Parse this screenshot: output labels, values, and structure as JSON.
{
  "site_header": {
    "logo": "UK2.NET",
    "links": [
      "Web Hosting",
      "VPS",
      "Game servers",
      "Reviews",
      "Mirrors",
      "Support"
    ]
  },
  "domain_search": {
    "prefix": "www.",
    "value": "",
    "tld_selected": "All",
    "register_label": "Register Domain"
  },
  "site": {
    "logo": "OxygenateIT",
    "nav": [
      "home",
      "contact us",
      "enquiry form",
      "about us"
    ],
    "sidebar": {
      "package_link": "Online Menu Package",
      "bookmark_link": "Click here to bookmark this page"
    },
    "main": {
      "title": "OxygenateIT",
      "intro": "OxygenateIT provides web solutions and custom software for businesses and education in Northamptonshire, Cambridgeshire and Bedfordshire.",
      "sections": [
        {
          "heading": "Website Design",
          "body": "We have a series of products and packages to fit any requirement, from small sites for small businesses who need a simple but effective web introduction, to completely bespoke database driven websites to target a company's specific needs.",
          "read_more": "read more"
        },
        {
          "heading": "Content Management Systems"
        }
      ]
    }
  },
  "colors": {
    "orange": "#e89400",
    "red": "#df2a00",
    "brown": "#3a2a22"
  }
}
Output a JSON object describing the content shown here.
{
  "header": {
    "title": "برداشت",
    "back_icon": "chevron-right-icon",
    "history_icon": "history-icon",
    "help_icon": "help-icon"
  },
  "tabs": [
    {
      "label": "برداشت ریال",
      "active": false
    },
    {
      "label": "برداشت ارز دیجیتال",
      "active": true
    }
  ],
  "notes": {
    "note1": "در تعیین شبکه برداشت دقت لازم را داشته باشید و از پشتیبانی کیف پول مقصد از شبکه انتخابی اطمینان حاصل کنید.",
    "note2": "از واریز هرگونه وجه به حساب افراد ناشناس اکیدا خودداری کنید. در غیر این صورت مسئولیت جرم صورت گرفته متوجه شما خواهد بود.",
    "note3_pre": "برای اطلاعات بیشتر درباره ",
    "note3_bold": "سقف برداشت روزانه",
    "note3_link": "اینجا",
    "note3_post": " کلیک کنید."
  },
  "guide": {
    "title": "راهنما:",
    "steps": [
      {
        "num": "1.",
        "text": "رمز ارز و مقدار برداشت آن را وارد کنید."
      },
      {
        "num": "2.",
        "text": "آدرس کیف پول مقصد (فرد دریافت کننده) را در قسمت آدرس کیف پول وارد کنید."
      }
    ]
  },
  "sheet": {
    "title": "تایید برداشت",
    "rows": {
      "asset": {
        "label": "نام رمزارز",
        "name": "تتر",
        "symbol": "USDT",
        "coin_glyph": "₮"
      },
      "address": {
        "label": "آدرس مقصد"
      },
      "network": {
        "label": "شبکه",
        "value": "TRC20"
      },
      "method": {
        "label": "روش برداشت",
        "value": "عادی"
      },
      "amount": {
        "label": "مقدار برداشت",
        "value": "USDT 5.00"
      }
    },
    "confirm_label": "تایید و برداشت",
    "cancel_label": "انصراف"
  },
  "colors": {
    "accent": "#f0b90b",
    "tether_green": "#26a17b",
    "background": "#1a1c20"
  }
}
━━━━
WRITTEN INSTRUCTION: Repeat the whole listing exactly, keeping every line intact.

REPLY TO THE TASK:
Parse this screenshot: output labels, values, and structure as JSON.
{
  "site_header": {
    "logo": "UK2.NET",
    "links": [
      "Web Hosting",
      "VPS",
      "Game servers",
      "Reviews",
      "Mirrors",
      "Support"
    ]
  },
  "domain_search": {
    "prefix": "www.",
    "value": "",
    "tld_selected": "All",
    "register_label": "Register Domain"
  },
  "site": {
    "logo": "OxygenateIT",
    "nav": [
      "home",
      "contact us",
      "enquiry form",
      "about us"
    ],
    "sidebar": {
      "package_link": "Online Menu Package",
      "bookmark_link": "Click here to bookmark this page"
    },
    "main": {
      "title": "OxygenateIT",
      "intro": "OxygenateIT provides web solutions and custom software for businesses and education in Northamptonshire, Cambridgeshire and Bedfordshire.",
      "sections": [
        {
          "heading": "Website Design",
          "body": "We have a series of products and packages to fit any requirement, from small sites for small businesses who need a simple but effective web introduction, to completely bespoke database driven websites to target a company's specific needs.",
          "read_more": "read more"
        },
        {
          "heading": "Content Management Systems"
        }
      ]
    }
  },
  "colors": {
    "orange": "#e89400",
    "red": "#df2a00",
    "brown": "#3a2a22"
  }
}
Output a JSON object describing the content shown here.
{
  "header": {
    "title": "برداشت",
    "back_icon": "chevron-right-icon",
    "history_icon": "history-icon",
    "help_icon": "help-icon"
  },
  "tabs": [
    {
      "label": "برداشت ریال",
      "active": false
    },
    {
      "label": "برداشت ارز دیجیتال",
      "active": true
    }
  ],
  "notes": {
    "note1": "در تعیین شبکه برداشت دقت لازم را داشته باشید و از پشتیبانی کیف پول مقصد از شبکه انتخابی اطمینان حاصل کنید.",
    "note2": "از واریز هرگونه وجه به حساب افراد ناشناس اکیدا خودداری کنید. در غیر این صورت مسئولیت جرم صورت گرفته متوجه شما خواهد بود.",
    "note3_pre": "برای اطلاعات بیشتر درباره ",
    "note3_bold": "سقف برداشت روزانه",
    "note3_link": "اینجا",
    "note3_post": " کلیک کنید."
  },
  "guide": {
    "title": "راهنما:",
    "steps": [
      {
        "num": "1.",
        "text": "رمز ارز و مقدار برداشت آن را وارد کنید."
      },
      {
        "num": "2.",
        "text": "آدرس کیف پول مقصد (فرد دریافت کننده) را در قسمت آدرس کیف پول وارد کنید."
      }
    ]
  },
  "sheet": {
    "title": "تایید برداشت",
    "rows": {
      "asset": {
        "label": "نام رمزارز",
        "name": "تتر",
        "symbol": "USDT",
        "coin_glyph": "₮"
      },
      "address": {
        "label": "آدرس مقصد"
      },
      "network": {
        "label": "شبکه",
        "value": "TRC20"
      },
      "method": {
        "label": "روش برداشت",
        "value": "عادی"
      },
      "amount": {
        "label": "مقدار برداشت",
        "value": "USDT 5.00"
      }
    },
    "confirm_label": "تایید و برداشت",
    "cancel_label": "انصراف"
  },
  "colors": {
    "accent": "#f0b90b",
    "tether_green": "#26a17b",
    "background": "#1a1c20"
  }
}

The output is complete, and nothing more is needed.